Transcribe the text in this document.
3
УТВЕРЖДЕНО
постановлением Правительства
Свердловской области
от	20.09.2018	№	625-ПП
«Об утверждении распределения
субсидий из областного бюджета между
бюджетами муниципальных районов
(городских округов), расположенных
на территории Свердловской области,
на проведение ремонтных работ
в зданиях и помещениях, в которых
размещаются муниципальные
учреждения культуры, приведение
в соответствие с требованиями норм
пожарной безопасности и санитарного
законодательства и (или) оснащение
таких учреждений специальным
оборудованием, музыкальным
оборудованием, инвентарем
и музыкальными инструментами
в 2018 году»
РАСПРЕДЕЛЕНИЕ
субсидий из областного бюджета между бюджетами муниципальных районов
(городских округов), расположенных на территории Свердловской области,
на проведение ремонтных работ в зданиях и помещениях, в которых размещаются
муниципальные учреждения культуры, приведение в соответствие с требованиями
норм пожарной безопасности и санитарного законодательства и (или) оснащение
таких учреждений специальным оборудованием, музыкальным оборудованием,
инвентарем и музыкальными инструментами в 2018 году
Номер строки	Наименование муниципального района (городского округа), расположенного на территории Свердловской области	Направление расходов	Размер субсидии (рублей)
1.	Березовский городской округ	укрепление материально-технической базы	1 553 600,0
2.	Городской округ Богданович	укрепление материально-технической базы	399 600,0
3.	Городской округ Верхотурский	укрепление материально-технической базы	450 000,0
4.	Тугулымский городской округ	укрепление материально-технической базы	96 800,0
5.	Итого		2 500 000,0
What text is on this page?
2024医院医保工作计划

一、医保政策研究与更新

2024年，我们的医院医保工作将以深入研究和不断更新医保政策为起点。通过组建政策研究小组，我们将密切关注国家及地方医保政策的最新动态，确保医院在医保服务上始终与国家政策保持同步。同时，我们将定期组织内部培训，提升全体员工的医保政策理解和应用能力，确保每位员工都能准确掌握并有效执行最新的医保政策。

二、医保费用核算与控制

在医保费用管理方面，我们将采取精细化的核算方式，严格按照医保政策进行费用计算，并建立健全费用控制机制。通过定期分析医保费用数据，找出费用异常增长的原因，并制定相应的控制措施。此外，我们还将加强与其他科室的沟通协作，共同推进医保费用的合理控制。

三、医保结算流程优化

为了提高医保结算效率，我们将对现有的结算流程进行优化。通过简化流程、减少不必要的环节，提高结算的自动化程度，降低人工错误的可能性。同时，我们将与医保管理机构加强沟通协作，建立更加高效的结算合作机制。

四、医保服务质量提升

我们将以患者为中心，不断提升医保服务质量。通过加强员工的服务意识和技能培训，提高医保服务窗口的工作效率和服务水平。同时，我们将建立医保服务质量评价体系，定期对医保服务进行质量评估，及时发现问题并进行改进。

■ Given instruction
Return the lines above exactly, keeping every word.

■ Written response
Transcribe the text in this document.
3
УТВЕРЖДЕНО
постановлением Правительства
Свердловской области
от	20.09.2018	№	625-ПП
«Об утверждении распределения
субсидий из областного бюджета между
бюджетами муниципальных районов
(городских округов), расположенных
на территории Свердловской области,
на проведение ремонтных работ
в зданиях и помещениях, в которых
размещаются муниципальные
учреждения культуры, приведение
в соответствие с требованиями норм
пожарной безопасности и санитарного
законодательства и (или) оснащение
таких учреждений специальным
оборудованием, музыкальным
оборудованием, инвентарем
и музыкальными инструментами
в 2018 году»
РАСПРЕДЕЛЕНИЕ
субсидий из областного бюджета между бюджетами муниципальных районов
(городских округов), расположенных на территории Свердловской области,
на проведение ремонтных работ в зданиях и помещениях, в которых размещаются
муниципальные учреждения культуры, приведение в соответствие с требованиями
норм пожарной безопасности и санитарного законодательства и (или) оснащение
таких учреждений специальным оборудованием, музыкальным оборудованием,
инвентарем и музыкальными инструментами в 2018 году
Номер строки	Наименование муниципального района (городского округа), расположенного на территории Свердловской области	Направление расходов	Размер субсидии (рублей)
1.	Березовский городской округ	укрепление материально-технической базы	1 553 600,0
2.	Городской округ Богданович	укрепление материально-технической базы	399 600,0
3.	Городской округ Верхотурский	укрепление материально-технической базы	450 000,0
4.	Тугулымский городской округ	укрепление материально-технической базы	96 800,0
5.	Итого		2 500 000,0
What text is on this page?
2024医院医保工作计划

一、医保政策研究与更新

2024年，我们的医院医保工作将以深入研究和不断更新医保政策为起点。通过组建政策研究小组，我们将密切关注国家及地方医保政策的最新动态，确保医院在医保服务上始终与国家政策保持同步。同时，我们将定期组织内部培训，提升全体员工的医保政策理解和应用能力，确保每位员工都能准确掌握并有效执行最新的医保政策。

二、医保费用核算与控制

在医保费用管理方面，我们将采取精细化的核算方式，严格按照医保政策进行费用计算，并建立健全费用控制机制。通过定期分析医保费用数据，找出费用异常增长的原因，并制定相应的控制措施。此外，我们还将加强与其他科室的沟通协作，共同推进医保费用的合理控制。

三、医保结算流程优化

为了提高医保结算效率，我们将对现有的结算流程进行优化。通过简化流程、减少不必要的环节，提高结算的自动化程度，降低人工错误的可能性。同时，我们将与医保管理机构加强沟通协作，建立更加高效的结算合作机制。

四、医保服务质量提升

我们将以患者为中心，不断提升医保服务质量。通过加强员工的服务意识和技能培训，提高医保服务窗口的工作效率和服务水平。同时，我们将建立医保服务质量评价体系，定期对医保服务进行质量评估，及时发现问题并进行改进。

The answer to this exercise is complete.